Do any lines in the data below contain "with"? If so, copy every one of them.

■ Data to use
□ □ □ □ □ □ □
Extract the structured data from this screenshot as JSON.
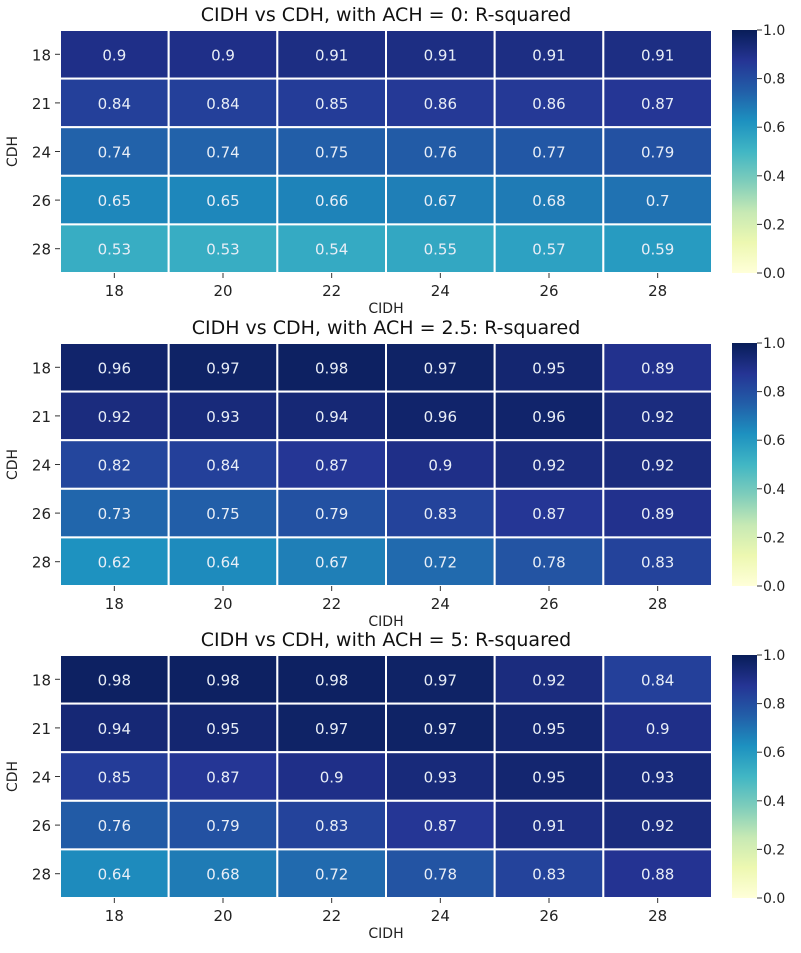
{
  "chart_data": [
    {
      "type": "heatmap",
      "title": "CIDH vs CDH, with ACH = 0: R-squared",
      "xlabel": "CIDH",
      "ylabel": "CDH",
      "x_categories": [
        "18",
        "20",
        "22",
        "24",
        "26",
        "28"
      ],
      "y_categories": [
        "18",
        "21",
        "24",
        "26",
        "28"
      ],
      "values": [
        [
          0.9,
          0.9,
          0.91,
          0.91,
          0.91,
          0.91
        ],
        [
          0.84,
          0.84,
          0.85,
          0.86,
          0.86,
          0.87
        ],
        [
          0.74,
          0.74,
          0.75,
          0.76,
          0.77,
          0.79
        ],
        [
          0.65,
          0.65,
          0.66,
          0.67,
          0.68,
          0.7
        ],
        [
          0.53,
          0.53,
          0.54,
          0.55,
          0.57,
          0.59
        ]
      ],
      "colorbar": {
        "min": 0.0,
        "max": 1.0,
        "ticks": [
          "0.0",
          "0.2",
          "0.4",
          "0.6",
          "0.8",
          "1.0"
        ],
        "colormap": "YlGnBu"
      }
    },
    {
      "type": "heatmap",
      "title": "CIDH vs CDH, with ACH = 2.5: R-squared",
      "xlabel": "CIDH",
      "ylabel": "CDH",
      "x_categories": [
        "18",
        "20",
        "22",
        "24",
        "26",
        "28"
      ],
      "y_categories": [
        "18",
        "21",
        "24",
        "26",
        "28"
      ],
      "values": [
        [
          0.96,
          0.97,
          0.98,
          0.97,
          0.95,
          0.89
        ],
        [
          0.92,
          0.93,
          0.94,
          0.96,
          0.96,
          0.92
        ],
        [
          0.82,
          0.84,
          0.87,
          0.9,
          0.92,
          0.92
        ],
        [
          0.73,
          0.75,
          0.79,
          0.83,
          0.87,
          0.89
        ],
        [
          0.62,
          0.64,
          0.67,
          0.72,
          0.78,
          0.83
        ]
      ],
      "colorbar": {
        "min": 0.0,
        "max": 1.0,
        "ticks": [
          "0.0",
          "0.2",
          "0.4",
          "0.6",
          "0.8",
          "1.0"
        ],
        "colormap": "YlGnBu"
      }
    },
    {
      "type": "heatmap",
      "title": "CIDH vs CDH, with ACH = 5: R-squared",
      "xlabel": "CIDH",
      "ylabel": "CDH",
      "x_categories": [
        "18",
        "20",
        "22",
        "24",
        "26",
        "28"
      ],
      "y_categories": [
        "18",
        "21",
        "24",
        "26",
        "28"
      ],
      "values": [
        [
          0.98,
          0.98,
          0.98,
          0.97,
          0.92,
          0.84
        ],
        [
          0.94,
          0.95,
          0.97,
          0.97,
          0.95,
          0.9
        ],
        [
          0.85,
          0.87,
          0.9,
          0.93,
          0.95,
          0.93
        ],
        [
          0.76,
          0.79,
          0.83,
          0.87,
          0.91,
          0.92
        ],
        [
          0.64,
          0.68,
          0.72,
          0.78,
          0.83,
          0.88
        ]
      ],
      "colorbar": {
        "min": 0.0,
        "max": 1.0,
        "ticks": [
          "0.0",
          "0.2",
          "0.4",
          "0.6",
          "0.8",
          "1.0"
        ],
        "colormap": "YlGnBu"
      }
    }
  ]
}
□ □ □ □ □ □ □
■ Answer to the exercise
      "title": "CIDH vs CDH, with ACH = 0: R-squared",
      "title": "CIDH vs CDH, with ACH = 2.5: R-squared",
      "title": "CIDH vs CDH, with ACH = 5: R-squared",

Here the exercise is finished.